**REQUIREMENTS**: Output all the material that follows, exactly as given.
Start of AVAILABLE DATA
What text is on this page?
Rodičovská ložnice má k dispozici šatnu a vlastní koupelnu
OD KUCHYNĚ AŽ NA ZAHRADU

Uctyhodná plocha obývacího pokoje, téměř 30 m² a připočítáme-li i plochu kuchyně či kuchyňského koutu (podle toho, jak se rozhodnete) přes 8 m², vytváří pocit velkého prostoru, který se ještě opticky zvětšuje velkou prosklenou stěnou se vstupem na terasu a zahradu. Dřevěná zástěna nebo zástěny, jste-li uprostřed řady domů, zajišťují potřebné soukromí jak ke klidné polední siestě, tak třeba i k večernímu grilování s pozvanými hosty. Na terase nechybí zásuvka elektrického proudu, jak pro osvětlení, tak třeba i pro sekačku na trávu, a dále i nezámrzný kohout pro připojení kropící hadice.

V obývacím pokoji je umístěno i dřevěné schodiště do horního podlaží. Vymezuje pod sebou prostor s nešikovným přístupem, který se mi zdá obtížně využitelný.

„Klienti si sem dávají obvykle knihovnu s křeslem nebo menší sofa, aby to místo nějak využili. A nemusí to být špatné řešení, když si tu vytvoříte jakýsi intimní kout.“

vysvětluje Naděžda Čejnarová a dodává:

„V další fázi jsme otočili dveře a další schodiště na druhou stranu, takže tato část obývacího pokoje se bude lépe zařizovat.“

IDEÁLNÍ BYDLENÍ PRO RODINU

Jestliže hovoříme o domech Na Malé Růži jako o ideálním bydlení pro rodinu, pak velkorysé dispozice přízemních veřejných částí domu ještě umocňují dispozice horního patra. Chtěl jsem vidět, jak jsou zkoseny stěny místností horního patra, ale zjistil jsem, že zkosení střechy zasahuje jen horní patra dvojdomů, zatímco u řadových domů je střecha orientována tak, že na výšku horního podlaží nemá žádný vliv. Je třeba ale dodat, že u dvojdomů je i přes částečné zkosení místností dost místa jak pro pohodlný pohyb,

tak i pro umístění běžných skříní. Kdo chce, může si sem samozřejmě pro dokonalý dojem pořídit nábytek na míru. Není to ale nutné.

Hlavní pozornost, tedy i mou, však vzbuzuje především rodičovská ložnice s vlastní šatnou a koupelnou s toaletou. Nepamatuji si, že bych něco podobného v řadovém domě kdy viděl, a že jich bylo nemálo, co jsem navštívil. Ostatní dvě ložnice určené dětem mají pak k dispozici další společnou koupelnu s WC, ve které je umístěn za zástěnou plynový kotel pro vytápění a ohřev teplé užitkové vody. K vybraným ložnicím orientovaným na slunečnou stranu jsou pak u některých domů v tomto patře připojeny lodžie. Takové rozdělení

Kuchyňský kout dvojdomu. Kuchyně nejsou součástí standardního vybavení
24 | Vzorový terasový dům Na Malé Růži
End of AVAILABLE DATA
**WRITTEN ANSWER**:
What text is on this page?
Rodičovská ložnice má k dispozici šatnu a vlastní koupelnu
OD KUCHYNĚ AŽ NA ZAHRADU

Uctyhodná plocha obývacího pokoje, téměř 30 m² a připočítáme-li i plochu kuchyně či kuchyňského koutu (podle toho, jak se rozhodnete) přes 8 m², vytváří pocit velkého prostoru, který se ještě opticky zvětšuje velkou prosklenou stěnou se vstupem na terasu a zahradu. Dřevěná zástěna nebo zástěny, jste-li uprostřed řady domů, zajišťují potřebné soukromí jak ke klidné polední siestě, tak třeba i k večernímu grilování s pozvanými hosty. Na terase nechybí zásuvka elektrického proudu, jak pro osvětlení, tak třeba i pro sekačku na trávu, a dále i nezámrzný kohout pro připojení kropící hadice.

V obývacím pokoji je umístěno i dřevěné schodiště do horního podlaží. Vymezuje pod sebou prostor s nešikovným přístupem, který se mi zdá obtížně využitelný.

„Klienti si sem dávají obvykle knihovnu s křeslem nebo menší sofa, aby to místo nějak využili. A nemusí to být špatné řešení, když si tu vytvoříte jakýsi intimní kout.“

vysvětluje Naděžda Čejnarová a dodává:

„V další fázi jsme otočili dveře a další schodiště na druhou stranu, takže tato část obývacího pokoje se bude lépe zařizovat.“

IDEÁLNÍ BYDLENÍ PRO RODINU

Jestliže hovoříme o domech Na Malé Růži jako o ideálním bydlení pro rodinu, pak velkorysé dispozice přízemních veřejných částí domu ještě umocňují dispozice horního patra. Chtěl jsem vidět, jak jsou zkoseny stěny místností horního patra, ale zjistil jsem, že zkosení střechy zasahuje jen horní patra dvojdomů, zatímco u řadových domů je střecha orientována tak, že na výšku horního podlaží nemá žádný vliv. Je třeba ale dodat, že u dvojdomů je i přes částečné zkosení místností dost místa jak pro pohodlný pohyb,

tak i pro umístění běžných skříní. Kdo chce, může si sem samozřejmě pro dokonalý dojem pořídit nábytek na míru. Není to ale nutné.

Hlavní pozornost, tedy i mou, však vzbuzuje především rodičovská ložnice s vlastní šatnou a koupelnou s toaletou. Nepamatuji si, že bych něco podobného v řadovém domě kdy viděl, a že jich bylo nemálo, co jsem navštívil. Ostatní dvě ložnice určené dětem mají pak k dispozici další společnou koupelnu s WC, ve které je umístěn za zástěnou plynový kotel pro vytápění a ohřev teplé užitkové vody. K vybraným ložnicím orientovaným na slunečnou stranu jsou pak u některých domů v tomto patře připojeny lodžie. Takové rozdělení

Kuchyňský kout dvojdomu. Kuchyně nejsou součástí standardního vybavení
24 | Vzorový terasový dům Na Malé Růži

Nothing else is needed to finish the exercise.